Stored items:
::::::::
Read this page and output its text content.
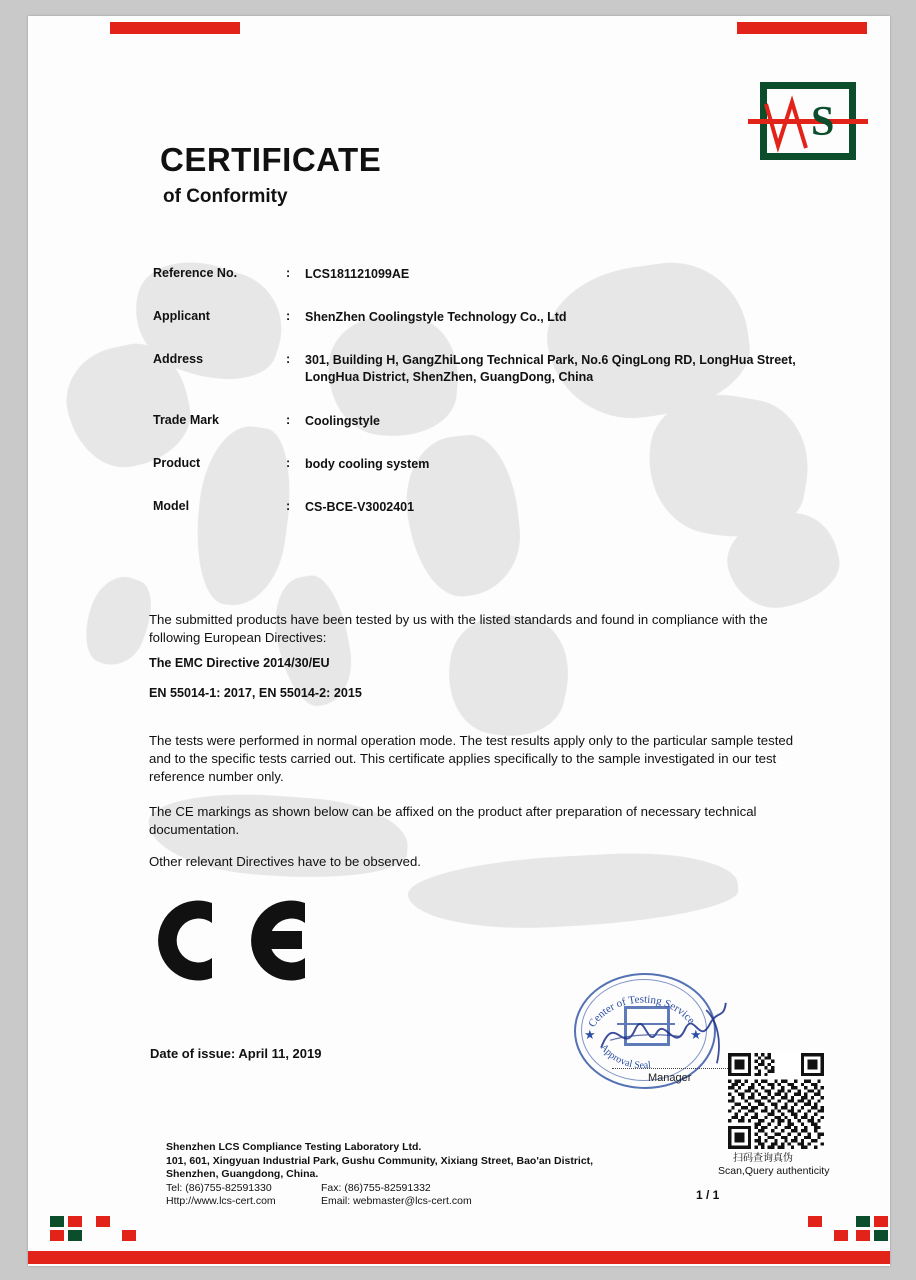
S
CERTIFICATE
of Conformity
Reference No.	: LCS181121099AE
Applicant	: ShenZhen Coolingstyle Technology Co., Ltd
Address	: 301, Building H, GangZhiLong Technical Park, No.6 QingLong RD, LongHua Street, LongHua District, ShenZhen, GuangDong, China
Trade Mark	: Coolingstyle
Product	: body cooling system
Model	: CS-BCE-V3002401
The submitted products have been tested by us with the listed standards and found in compliance with the following European Directives:
The EMC Directive 2014/30/EU
EN 55014-1: 2017, EN 55014-2: 2015
The tests were performed in normal operation mode. The test results apply only to the particular sample tested and to the specific tests carried out. This certificate applies specifically to the sample investigated in our test reference number only.
The CE markings as shown below can be affixed on the product after preparation of necessary technical documentation.
Other relevant Directives have to be observed.
Date of issue: April 11, 2019
Center of Testing Service
Approval Seal
★	★
Manager
扫码查询真伪
Scan,Query authenticity
Shenzhen LCS Compliance Testing Laboratory Ltd.
101, 601, Xingyuan Industrial Park, Gushu Community, Xixiang Street, Bao'an District, Shenzhen, Guangdong, China.
Tel: (86)755-82591330	Fax: (86)755-82591332
Http://www.lcs-cert.com	Email: webmaster@lcs-cert.com	1 / 1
::::::::
Your task is to reproduce all of the material exactly. The pictures stay out.

▶ **Written response**:
Read this page and output its text content.
S
CERTIFICATE
of Conformity
Reference No.	: LCS181121099AE
Applicant	: ShenZhen Coolingstyle Technology Co., Ltd
Address	: 301, Building H, GangZhiLong Technical Park, No.6 QingLong RD, LongHua Street, LongHua District, ShenZhen, GuangDong, China
Trade Mark	: Coolingstyle
Product	: body cooling system
Model	: CS-BCE-V3002401
The submitted products have been tested by us with the listed standards and found in compliance with the following European Directives:
The EMC Directive 2014/30/EU
EN 55014-1: 2017, EN 55014-2: 2015
The tests were performed in normal operation mode. The test results apply only to the particular sample tested and to the specific tests carried out. This certificate applies specifically to the sample investigated in our test reference number only.
The CE markings as shown below can be affixed on the product after preparation of necessary technical documentation.
Other relevant Directives have to be observed.
Date of issue: April 11, 2019
Center of Testing Service
Approval Seal
★	★
Manager
扫码查询真伪
Scan,Query authenticity
Shenzhen LCS Compliance Testing Laboratory Ltd.
101, 601, Xingyuan Industrial Park, Gushu Community, Xixiang Street, Bao'an District, Shenzhen, Guangdong, China.
Tel: (86)755-82591330	Fax: (86)755-82591332
Http://www.lcs-cert.com	Email: webmaster@lcs-cert.com	1 / 1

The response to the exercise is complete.